Data records:
_ _ _ _ _

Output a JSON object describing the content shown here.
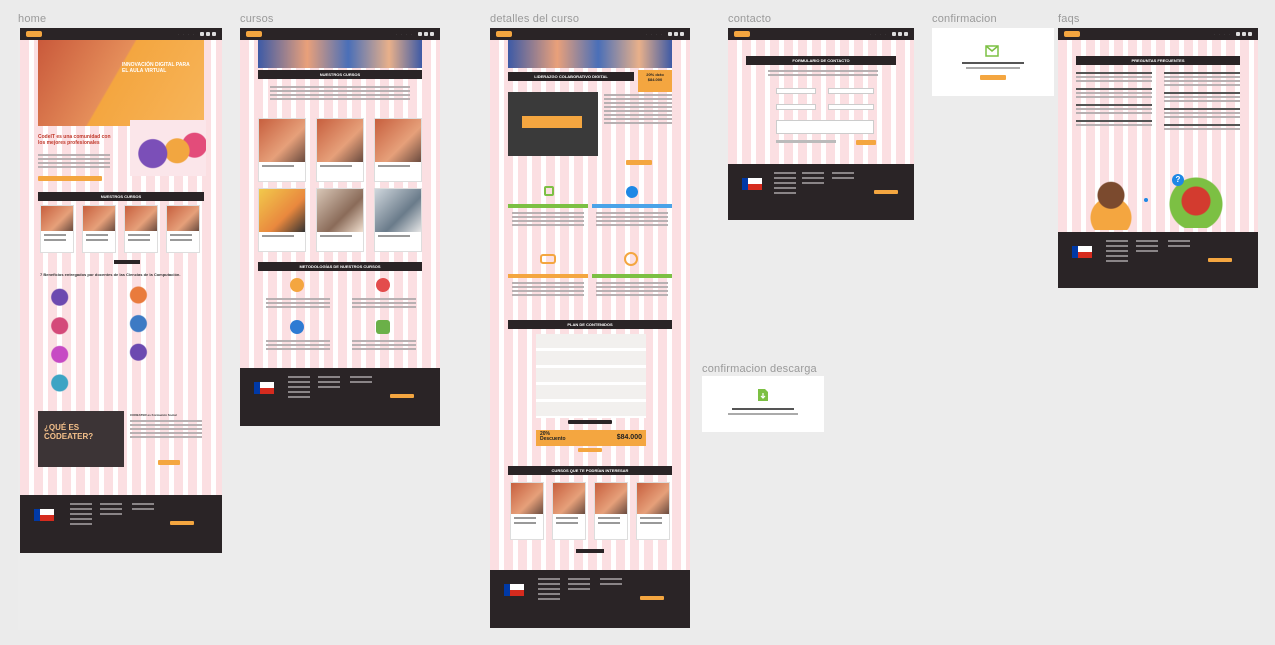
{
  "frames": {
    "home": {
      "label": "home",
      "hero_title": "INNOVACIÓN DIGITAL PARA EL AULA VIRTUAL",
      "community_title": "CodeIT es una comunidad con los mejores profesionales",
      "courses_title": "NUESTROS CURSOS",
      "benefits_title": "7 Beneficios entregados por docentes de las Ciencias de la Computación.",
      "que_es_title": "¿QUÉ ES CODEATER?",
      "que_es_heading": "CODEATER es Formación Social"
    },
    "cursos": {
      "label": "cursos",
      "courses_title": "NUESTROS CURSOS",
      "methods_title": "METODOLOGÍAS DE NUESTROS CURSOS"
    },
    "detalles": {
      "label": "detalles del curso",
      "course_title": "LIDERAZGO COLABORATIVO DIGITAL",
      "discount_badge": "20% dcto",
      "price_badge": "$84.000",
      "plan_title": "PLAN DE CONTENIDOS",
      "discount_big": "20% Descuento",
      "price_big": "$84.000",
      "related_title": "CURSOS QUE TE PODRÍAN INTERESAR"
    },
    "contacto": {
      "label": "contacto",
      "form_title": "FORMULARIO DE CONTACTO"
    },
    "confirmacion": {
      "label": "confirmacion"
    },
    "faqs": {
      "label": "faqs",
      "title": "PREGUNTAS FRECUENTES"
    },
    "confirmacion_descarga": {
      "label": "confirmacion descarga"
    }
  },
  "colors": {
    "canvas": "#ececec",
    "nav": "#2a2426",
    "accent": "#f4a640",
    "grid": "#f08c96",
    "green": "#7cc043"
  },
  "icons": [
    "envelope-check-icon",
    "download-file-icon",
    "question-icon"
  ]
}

_ _ _ _ _

◆ **Do this**
Drop the pictures and reproduce the rest of the entries above exactly.

◆ **Answer to the exercise**
Output a JSON object describing the content shown here.
{
  "frames": {
    "home": {
      "label": "home",
      "hero_title": "INNOVACIÓN DIGITAL PARA EL AULA VIRTUAL",
      "community_title": "CodeIT es una comunidad con los mejores profesionales",
      "courses_title": "NUESTROS CURSOS",
      "benefits_title": "7 Beneficios entregados por docentes de las Ciencias de la Computación.",
      "que_es_title": "¿QUÉ ES CODEATER?",
      "que_es_heading": "CODEATER es Formación Social"
    },
    "cursos": {
      "label": "cursos",
      "courses_title": "NUESTROS CURSOS",
      "methods_title": "METODOLOGÍAS DE NUESTROS CURSOS"
    },
    "detalles": {
      "label": "detalles del curso",
      "course_title": "LIDERAZGO COLABORATIVO DIGITAL",
      "discount_badge": "20% dcto",
      "price_badge": "$84.000",
      "plan_title": "PLAN DE CONTENIDOS",
      "discount_big": "20% Descuento",
      "price_big": "$84.000",
      "related_title": "CURSOS QUE TE PODRÍAN INTERESAR"
    },
    "contacto": {
      "label": "contacto",
      "form_title": "FORMULARIO DE CONTACTO"
    },
    "confirmacion": {
      "label": "confirmacion"
    },
    "faqs": {
      "label": "faqs",
      "title": "PREGUNTAS FRECUENTES"
    },
    "confirmacion_descarga": {
      "label": "confirmacion descarga"
    }
  },
  "colors": {
    "canvas": "#ececec",
    "nav": "#2a2426",
    "accent": "#f4a640",
    "grid": "#f08c96",
    "green": "#7cc043"
  },
  "icons": [
    "envelope-check-icon",
    "download-file-icon",
    "question-icon"
  ]
}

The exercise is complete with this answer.